● Problem to work on:
Only lines holding the string "ylabel" are wanted; copy each one from the material.

(Rows from a figure dataset)

====

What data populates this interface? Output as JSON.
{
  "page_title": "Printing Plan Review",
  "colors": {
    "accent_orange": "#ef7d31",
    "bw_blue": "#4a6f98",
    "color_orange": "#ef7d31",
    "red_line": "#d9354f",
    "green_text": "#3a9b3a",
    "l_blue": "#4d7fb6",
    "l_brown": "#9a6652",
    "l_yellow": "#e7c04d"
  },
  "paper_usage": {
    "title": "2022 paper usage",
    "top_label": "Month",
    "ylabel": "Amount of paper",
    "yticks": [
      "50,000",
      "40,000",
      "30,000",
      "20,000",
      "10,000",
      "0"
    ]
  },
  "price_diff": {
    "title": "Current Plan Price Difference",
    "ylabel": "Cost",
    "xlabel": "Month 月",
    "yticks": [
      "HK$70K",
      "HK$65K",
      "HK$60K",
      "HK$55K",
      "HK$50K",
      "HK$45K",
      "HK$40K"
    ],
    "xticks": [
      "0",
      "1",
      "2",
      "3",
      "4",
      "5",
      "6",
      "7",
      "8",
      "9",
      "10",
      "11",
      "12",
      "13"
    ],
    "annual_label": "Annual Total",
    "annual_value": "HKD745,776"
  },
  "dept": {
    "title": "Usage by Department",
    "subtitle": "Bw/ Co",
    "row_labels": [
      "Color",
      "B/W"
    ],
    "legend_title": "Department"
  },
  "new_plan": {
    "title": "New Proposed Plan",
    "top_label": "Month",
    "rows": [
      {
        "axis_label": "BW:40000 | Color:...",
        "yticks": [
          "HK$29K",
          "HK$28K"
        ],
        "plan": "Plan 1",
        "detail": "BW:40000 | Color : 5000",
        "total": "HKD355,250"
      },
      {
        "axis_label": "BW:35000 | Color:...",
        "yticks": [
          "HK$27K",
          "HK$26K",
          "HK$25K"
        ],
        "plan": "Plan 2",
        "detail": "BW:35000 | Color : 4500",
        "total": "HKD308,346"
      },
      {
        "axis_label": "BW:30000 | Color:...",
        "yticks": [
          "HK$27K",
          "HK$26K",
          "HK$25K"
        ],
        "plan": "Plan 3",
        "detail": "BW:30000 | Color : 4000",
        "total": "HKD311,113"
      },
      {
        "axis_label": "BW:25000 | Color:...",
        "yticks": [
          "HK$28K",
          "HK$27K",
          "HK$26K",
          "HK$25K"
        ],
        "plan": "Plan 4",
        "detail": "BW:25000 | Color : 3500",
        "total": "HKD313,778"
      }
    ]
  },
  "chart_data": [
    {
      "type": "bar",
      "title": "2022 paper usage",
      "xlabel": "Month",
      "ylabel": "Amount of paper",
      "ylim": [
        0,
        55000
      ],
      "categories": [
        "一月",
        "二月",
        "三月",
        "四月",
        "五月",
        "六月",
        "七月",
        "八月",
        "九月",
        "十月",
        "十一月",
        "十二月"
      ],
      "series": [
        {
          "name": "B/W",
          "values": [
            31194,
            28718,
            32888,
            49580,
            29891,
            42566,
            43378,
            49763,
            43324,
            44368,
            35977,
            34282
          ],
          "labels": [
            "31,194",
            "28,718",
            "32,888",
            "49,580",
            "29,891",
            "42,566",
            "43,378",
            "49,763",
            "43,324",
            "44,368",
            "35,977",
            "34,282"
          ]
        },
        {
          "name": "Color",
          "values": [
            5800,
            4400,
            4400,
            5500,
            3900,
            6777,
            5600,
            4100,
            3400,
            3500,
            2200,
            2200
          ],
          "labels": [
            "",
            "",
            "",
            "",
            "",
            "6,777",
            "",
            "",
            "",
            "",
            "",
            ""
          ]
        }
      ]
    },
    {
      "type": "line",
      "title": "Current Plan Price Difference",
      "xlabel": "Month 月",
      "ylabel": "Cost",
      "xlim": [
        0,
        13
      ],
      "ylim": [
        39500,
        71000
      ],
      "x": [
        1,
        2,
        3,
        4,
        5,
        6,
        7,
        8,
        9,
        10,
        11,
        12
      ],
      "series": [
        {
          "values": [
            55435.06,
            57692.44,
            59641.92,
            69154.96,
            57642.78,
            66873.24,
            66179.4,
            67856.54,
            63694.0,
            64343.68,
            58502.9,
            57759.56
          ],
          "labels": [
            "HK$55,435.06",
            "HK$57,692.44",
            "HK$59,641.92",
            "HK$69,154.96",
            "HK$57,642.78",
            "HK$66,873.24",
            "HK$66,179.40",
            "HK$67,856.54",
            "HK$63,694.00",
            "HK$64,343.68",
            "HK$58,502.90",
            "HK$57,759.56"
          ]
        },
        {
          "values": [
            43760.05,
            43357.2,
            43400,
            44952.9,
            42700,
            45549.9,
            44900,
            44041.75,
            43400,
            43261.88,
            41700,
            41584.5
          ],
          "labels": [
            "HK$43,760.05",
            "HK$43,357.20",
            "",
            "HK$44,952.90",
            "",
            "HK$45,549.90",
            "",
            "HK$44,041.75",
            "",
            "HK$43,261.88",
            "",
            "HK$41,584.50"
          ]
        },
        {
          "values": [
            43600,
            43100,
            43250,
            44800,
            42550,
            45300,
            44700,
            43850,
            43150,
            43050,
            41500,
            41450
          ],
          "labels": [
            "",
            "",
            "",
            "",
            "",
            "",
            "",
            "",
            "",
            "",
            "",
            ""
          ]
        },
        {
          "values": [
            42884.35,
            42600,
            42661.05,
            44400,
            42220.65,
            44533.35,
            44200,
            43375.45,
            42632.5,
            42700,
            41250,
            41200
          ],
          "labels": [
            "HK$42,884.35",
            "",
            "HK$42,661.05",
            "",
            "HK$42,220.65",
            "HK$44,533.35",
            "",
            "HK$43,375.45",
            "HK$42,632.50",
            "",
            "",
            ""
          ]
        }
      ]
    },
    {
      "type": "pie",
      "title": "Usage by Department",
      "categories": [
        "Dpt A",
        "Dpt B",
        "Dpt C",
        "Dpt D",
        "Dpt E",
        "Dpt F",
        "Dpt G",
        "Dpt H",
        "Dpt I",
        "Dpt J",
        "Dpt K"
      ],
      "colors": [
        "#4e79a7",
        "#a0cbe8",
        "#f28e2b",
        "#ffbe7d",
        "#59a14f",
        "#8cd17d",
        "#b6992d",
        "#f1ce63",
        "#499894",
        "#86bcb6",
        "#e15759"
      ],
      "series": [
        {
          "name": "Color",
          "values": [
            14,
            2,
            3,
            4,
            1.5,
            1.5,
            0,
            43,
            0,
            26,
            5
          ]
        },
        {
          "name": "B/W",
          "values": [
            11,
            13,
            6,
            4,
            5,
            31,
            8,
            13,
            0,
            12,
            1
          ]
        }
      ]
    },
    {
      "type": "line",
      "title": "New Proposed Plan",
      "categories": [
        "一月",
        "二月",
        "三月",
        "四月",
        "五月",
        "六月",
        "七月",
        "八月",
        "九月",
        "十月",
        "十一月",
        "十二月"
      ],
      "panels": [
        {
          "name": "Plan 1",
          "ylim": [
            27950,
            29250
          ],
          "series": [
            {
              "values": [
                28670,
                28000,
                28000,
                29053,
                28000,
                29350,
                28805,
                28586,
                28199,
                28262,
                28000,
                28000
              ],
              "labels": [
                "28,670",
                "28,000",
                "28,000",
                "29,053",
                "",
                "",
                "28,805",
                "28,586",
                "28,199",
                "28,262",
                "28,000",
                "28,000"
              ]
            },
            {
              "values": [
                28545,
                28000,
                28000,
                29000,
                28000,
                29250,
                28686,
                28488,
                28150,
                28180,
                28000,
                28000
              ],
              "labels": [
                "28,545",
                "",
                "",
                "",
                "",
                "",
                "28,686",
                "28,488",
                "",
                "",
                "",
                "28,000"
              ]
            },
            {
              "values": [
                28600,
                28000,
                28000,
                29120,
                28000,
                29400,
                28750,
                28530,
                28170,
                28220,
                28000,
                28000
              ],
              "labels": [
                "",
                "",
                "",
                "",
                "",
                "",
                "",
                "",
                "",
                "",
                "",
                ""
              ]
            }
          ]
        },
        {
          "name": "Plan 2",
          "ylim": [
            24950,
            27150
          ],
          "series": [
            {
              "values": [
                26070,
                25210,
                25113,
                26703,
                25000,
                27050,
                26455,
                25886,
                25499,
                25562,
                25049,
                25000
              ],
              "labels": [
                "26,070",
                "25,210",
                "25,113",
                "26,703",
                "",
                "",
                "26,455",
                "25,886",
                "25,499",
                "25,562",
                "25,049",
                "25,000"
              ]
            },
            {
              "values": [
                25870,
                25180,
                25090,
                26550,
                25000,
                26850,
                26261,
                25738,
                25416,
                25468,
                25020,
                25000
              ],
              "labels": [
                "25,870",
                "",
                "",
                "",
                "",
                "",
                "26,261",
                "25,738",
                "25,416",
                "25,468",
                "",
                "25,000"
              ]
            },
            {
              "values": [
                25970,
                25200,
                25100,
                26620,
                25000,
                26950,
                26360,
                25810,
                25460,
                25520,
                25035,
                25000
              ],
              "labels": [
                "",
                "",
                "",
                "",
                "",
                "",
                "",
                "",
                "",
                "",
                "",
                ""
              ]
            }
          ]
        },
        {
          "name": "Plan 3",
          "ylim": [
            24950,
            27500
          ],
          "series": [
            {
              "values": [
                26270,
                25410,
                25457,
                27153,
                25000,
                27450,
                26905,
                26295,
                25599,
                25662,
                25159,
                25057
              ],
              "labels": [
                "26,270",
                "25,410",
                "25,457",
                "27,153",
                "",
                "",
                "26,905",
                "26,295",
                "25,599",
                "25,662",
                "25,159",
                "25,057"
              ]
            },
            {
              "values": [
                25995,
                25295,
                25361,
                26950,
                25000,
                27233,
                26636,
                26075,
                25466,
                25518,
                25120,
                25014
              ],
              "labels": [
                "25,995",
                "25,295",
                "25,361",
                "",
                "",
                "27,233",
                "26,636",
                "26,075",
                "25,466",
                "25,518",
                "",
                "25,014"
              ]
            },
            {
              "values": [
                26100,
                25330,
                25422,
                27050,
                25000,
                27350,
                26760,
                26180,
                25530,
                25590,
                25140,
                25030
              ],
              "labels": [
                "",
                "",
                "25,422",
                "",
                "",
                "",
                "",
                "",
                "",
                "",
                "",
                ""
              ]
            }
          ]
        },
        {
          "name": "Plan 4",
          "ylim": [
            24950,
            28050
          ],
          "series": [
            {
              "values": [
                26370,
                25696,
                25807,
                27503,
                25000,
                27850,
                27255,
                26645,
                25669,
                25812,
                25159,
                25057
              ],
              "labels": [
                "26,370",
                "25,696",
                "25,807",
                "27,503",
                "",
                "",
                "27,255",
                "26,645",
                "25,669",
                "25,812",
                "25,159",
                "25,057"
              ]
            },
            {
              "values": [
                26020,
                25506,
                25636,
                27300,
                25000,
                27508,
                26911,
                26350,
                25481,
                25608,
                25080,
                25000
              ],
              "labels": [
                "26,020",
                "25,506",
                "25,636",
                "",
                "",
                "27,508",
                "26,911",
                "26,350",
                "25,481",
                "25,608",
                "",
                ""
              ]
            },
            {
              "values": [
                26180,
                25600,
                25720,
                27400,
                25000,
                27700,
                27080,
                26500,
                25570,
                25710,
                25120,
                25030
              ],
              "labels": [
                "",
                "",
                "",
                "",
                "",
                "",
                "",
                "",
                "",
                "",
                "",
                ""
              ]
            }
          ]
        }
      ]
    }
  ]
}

====

● Task answer:
    "ylabel": "Amount of paper",
    "ylabel": "Cost",
      "ylabel": "Amount of paper",
      "ylabel": "Cost",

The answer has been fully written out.